**** Input

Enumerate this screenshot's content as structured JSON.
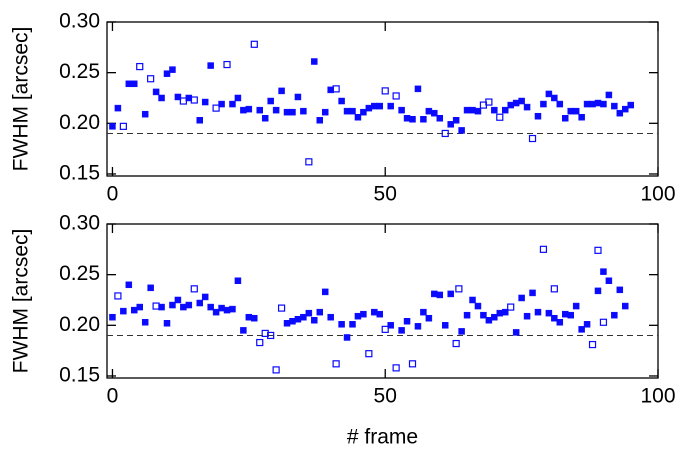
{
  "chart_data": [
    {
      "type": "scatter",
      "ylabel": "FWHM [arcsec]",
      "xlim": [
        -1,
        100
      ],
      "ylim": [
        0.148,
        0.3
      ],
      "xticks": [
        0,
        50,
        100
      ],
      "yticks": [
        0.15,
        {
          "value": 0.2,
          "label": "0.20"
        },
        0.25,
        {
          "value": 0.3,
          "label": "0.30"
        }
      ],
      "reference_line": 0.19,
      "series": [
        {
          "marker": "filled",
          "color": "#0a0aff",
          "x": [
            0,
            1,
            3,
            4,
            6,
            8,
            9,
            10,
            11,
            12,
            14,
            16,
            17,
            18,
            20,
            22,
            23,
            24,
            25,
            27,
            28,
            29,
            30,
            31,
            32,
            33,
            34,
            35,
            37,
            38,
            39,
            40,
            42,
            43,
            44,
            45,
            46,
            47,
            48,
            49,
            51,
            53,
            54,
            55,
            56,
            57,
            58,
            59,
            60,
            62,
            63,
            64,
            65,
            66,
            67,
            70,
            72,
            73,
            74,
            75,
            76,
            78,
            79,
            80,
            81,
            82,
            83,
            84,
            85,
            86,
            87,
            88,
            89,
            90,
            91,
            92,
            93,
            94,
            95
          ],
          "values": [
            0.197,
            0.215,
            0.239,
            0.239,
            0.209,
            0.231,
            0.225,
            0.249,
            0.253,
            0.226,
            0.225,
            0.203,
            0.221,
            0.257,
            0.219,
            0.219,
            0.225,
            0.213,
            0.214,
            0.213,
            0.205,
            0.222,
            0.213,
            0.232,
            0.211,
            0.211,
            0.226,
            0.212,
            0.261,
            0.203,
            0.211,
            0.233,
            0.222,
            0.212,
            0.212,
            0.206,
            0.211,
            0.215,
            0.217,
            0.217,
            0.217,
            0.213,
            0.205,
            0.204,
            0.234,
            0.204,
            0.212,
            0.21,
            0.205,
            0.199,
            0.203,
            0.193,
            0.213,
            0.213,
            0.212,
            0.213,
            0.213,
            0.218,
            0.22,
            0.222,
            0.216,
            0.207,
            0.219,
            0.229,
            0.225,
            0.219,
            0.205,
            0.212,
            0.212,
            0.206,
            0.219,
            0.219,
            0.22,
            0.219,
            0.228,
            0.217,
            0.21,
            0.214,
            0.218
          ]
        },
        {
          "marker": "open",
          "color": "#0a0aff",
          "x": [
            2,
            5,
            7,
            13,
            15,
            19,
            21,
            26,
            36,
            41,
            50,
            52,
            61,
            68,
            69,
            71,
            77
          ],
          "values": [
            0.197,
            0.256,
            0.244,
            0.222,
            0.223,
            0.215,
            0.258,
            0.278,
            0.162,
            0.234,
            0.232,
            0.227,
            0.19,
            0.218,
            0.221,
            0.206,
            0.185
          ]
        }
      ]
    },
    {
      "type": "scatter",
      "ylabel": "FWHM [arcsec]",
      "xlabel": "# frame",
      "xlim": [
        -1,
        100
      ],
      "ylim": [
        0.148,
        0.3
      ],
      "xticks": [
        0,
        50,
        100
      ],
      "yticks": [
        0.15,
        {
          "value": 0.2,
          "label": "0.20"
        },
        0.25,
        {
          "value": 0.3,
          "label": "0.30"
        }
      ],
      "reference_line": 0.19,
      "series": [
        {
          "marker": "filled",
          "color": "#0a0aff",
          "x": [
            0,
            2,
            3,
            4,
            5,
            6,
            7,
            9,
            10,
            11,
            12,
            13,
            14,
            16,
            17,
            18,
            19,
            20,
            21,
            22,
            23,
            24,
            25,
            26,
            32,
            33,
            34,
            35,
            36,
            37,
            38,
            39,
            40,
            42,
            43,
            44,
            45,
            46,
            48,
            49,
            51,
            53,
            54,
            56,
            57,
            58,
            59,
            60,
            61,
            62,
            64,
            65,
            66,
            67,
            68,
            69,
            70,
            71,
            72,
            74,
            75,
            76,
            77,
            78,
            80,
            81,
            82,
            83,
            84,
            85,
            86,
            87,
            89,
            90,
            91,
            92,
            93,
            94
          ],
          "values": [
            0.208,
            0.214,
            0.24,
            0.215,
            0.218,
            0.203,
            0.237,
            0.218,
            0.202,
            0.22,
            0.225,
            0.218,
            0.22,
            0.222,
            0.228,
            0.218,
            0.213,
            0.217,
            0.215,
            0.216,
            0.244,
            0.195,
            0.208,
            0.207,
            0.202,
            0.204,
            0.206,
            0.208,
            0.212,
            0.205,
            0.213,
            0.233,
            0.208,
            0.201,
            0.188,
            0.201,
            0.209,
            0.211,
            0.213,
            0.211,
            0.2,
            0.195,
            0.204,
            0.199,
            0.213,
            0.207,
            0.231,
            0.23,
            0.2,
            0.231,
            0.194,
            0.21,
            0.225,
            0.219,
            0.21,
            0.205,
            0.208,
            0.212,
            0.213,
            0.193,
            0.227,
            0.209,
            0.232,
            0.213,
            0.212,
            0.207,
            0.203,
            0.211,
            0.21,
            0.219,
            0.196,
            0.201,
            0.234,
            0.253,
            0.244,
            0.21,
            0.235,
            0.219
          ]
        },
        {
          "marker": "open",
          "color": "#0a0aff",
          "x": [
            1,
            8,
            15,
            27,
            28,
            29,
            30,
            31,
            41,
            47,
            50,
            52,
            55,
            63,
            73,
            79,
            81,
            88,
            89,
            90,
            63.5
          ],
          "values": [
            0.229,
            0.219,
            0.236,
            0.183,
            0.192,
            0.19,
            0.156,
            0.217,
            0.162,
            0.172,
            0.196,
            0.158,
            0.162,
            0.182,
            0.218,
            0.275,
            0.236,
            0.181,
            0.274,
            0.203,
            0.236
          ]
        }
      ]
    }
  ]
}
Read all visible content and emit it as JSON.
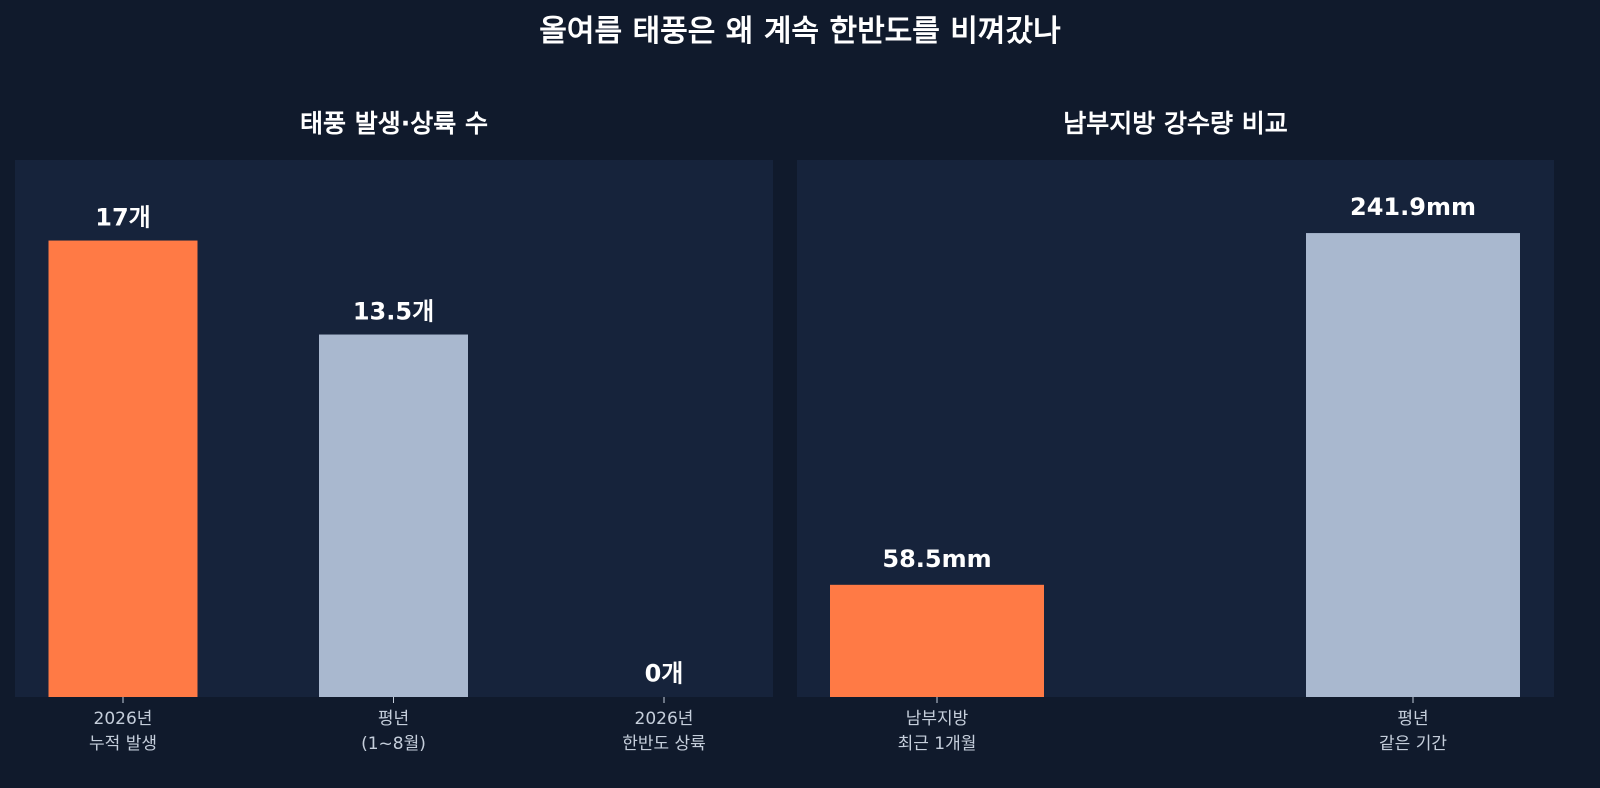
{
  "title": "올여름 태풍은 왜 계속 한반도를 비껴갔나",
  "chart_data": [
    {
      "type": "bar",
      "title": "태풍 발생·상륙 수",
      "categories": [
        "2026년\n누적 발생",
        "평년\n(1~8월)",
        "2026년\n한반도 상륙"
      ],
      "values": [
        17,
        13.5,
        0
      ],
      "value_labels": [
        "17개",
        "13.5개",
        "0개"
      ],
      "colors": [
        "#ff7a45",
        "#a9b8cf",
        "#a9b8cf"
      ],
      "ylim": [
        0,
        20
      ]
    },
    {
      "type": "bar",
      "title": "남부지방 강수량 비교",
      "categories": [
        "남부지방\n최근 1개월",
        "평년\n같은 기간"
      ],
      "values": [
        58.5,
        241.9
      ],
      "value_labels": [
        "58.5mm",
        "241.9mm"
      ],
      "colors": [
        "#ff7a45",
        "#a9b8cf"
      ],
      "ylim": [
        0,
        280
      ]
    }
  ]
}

********

== What to produce ==
Transcribe the full listing above exactly as it stands, minus the pictures.

== Response to this exercise ==
Enumerate this screenshot's content as structured JSON.
{
  "chart_data": [
    {
      "type": "scatter",
      "ylabel": "FWHM [arcsec]",
      "xlim": [
        -1,
        100
      ],
      "ylim": [
        0.148,
        0.3
      ],
      "xticks": [
        0,
        50,
        100
      ],
      "yticks": [
        0.15,
        {
          "value": 0.2,
          "label": "0.20"
        },
        0.25,
        {
          "value": 0.3,
          "label": "0.30"
        }
      ],
      "reference_line": 0.19,
      "series": [
        {
          "marker": "filled",
          "color": "#0a0aff",
          "x": [
            0,
            1,
            3,
            4,
            6,
            8,
            9,
            10,
            11,
            12,
            14,
            16,
            17,
            18,
            20,
            22,
            23,
            24,
            25,
            27,
            28,
            29,
            30,
            31,
            32,
            33,
            34,
            35,
            37,
            38,
            39,
            40,
            42,
            43,
            44,
            45,
            46,
            47,
            48,
            49,
            51,
            53,
            54,
            55,
            56,
            57,
            58,
            59,
            60,
            62,
            63,
            64,
            65,
            66,
            67,
            70,
            72,
            73,
            74,
            75,
            76,
            78,
            79,
            80,
            81,
            82,
            83,
            84,
            85,
            86,
            87,
            88,
            89,
            90,
            91,
            92,
            93,
            94,
            95
          ],
          "values": [
            0.197,
            0.215,
            0.239,
            0.239,
            0.209,
            0.231,
            0.225,
            0.249,
            0.253,
            0.226,
            0.225,
            0.203,
            0.221,
            0.257,
            0.219,
            0.219,
            0.225,
            0.213,
            0.214,
            0.213,
            0.205,
            0.222,
            0.213,
            0.232,
            0.211,
            0.211,
            0.226,
            0.212,
            0.261,
            0.203,
            0.211,
            0.233,
            0.222,
            0.212,
            0.212,
            0.206,
            0.211,
            0.215,
            0.217,
            0.217,
            0.217,
            0.213,
            0.205,
            0.204,
            0.234,
            0.204,
            0.212,
            0.21,
            0.205,
            0.199,
            0.203,
            0.193,
            0.213,
            0.213,
            0.212,
            0.213,
            0.213,
            0.218,
            0.22,
            0.222,
            0.216,
            0.207,
            0.219,
            0.229,
            0.225,
            0.219,
            0.205,
            0.212,
            0.212,
            0.206,
            0.219,
            0.219,
            0.22,
            0.219,
            0.228,
            0.217,
            0.21,
            0.214,
            0.218
          ]
        },
        {
          "marker": "open",
          "color": "#0a0aff",
          "x": [
            2,
            5,
            7,
            13,
            15,
            19,
            21,
            26,
            36,
            41,
            50,
            52,
            61,
            68,
            69,
            71,
            77
          ],
          "values": [
            0.197,
            0.256,
            0.244,
            0.222,
            0.223,
            0.215,
            0.258,
            0.278,
            0.162,
            0.234,
            0.232,
            0.227,
            0.19,
            0.218,
            0.221,
            0.206,
            0.185
          ]
        }
      ]
    },
    {
      "type": "scatter",
      "ylabel": "FWHM [arcsec]",
      "xlabel": "# frame",
      "xlim": [
        -1,
        100
      ],
      "ylim": [
        0.148,
        0.3
      ],
      "xticks": [
        0,
        50,
        100
      ],
      "yticks": [
        0.15,
        {
          "value": 0.2,
          "label": "0.20"
        },
        0.25,
        {
          "value": 0.3,
          "label": "0.30"
        }
      ],
      "reference_line": 0.19,
      "series": [
        {
          "marker": "filled",
          "color": "#0a0aff",
          "x": [
            0,
            2,
            3,
            4,
            5,
            6,
            7,
            9,
            10,
            11,
            12,
            13,
            14,
            16,
            17,
            18,
            19,
            20,
            21,
            22,
            23,
            24,
            25,
            26,
            32,
            33,
            34,
            35,
            36,
            37,
            38,
            39,
            40,
            42,
            43,
            44,
            45,
            46,
            48,
            49,
            51,
            53,
            54,
            56,
            57,
            58,
            59,
            60,
            61,
            62,
            64,
            65,
            66,
            67,
            68,
            69,
            70,
            71,
            72,
            74,
            75,
            76,
            77,
            78,
            80,
            81,
            82,
            83,
            84,
            85,
            86,
            87,
            89,
            90,
            91,
            92,
            93,
            94
          ],
          "values": [
            0.208,
            0.214,
            0.24,
            0.215,
            0.218,
            0.203,
            0.237,
            0.218,
            0.202,
            0.22,
            0.225,
            0.218,
            0.22,
            0.222,
            0.228,
            0.218,
            0.213,
            0.217,
            0.215,
            0.216,
            0.244,
            0.195,
            0.208,
            0.207,
            0.202,
            0.204,
            0.206,
            0.208,
            0.212,
            0.205,
            0.213,
            0.233,
            0.208,
            0.201,
            0.188,
            0.201,
            0.209,
            0.211,
            0.213,
            0.211,
            0.2,
            0.195,
            0.204,
            0.199,
            0.213,
            0.207,
            0.231,
            0.23,
            0.2,
            0.231,
            0.194,
            0.21,
            0.225,
            0.219,
            0.21,
            0.205,
            0.208,
            0.212,
            0.213,
            0.193,
            0.227,
            0.209,
            0.232,
            0.213,
            0.212,
            0.207,
            0.203,
            0.211,
            0.21,
            0.219,
            0.196,
            0.201,
            0.234,
            0.253,
            0.244,
            0.21,
            0.235,
            0.219
          ]
        },
        {
          "marker": "open",
          "color": "#0a0aff",
          "x": [
            1,
            8,
            15,
            27,
            28,
            29,
            30,
            31,
            41,
            47,
            50,
            52,
            55,
            63,
            73,
            79,
            81,
            88,
            89,
            90,
            63.5
          ],
          "values": [
            0.229,
            0.219,
            0.236,
            0.183,
            0.192,
            0.19,
            0.156,
            0.217,
            0.162,
            0.172,
            0.196,
            0.158,
            0.162,
            0.182,
            0.218,
            0.275,
            0.236,
            0.181,
            0.274,
            0.203,
            0.236
          ]
        }
      ]
    }
  ]
}
Read all visible content and emit it as JSON.
{
  "title": "올여름 태풍은 왜 계속 한반도를 비껴갔나",
  "chart_data": [
    {
      "type": "bar",
      "title": "태풍 발생·상륙 수",
      "categories": [
        "2026년\n누적 발생",
        "평년\n(1~8월)",
        "2026년\n한반도 상륙"
      ],
      "values": [
        17,
        13.5,
        0
      ],
      "value_labels": [
        "17개",
        "13.5개",
        "0개"
      ],
      "colors": [
        "#ff7a45",
        "#a9b8cf",
        "#a9b8cf"
      ],
      "ylim": [
        0,
        20
      ]
    },
    {
      "type": "bar",
      "title": "남부지방 강수량 비교",
      "categories": [
        "남부지방\n최근 1개월",
        "평년\n같은 기간"
      ],
      "values": [
        58.5,
        241.9
      ],
      "value_labels": [
        "58.5mm",
        "241.9mm"
      ],
      "colors": [
        "#ff7a45",
        "#a9b8cf"
      ],
      "ylim": [
        0,
        280
      ]
    }
  ]
}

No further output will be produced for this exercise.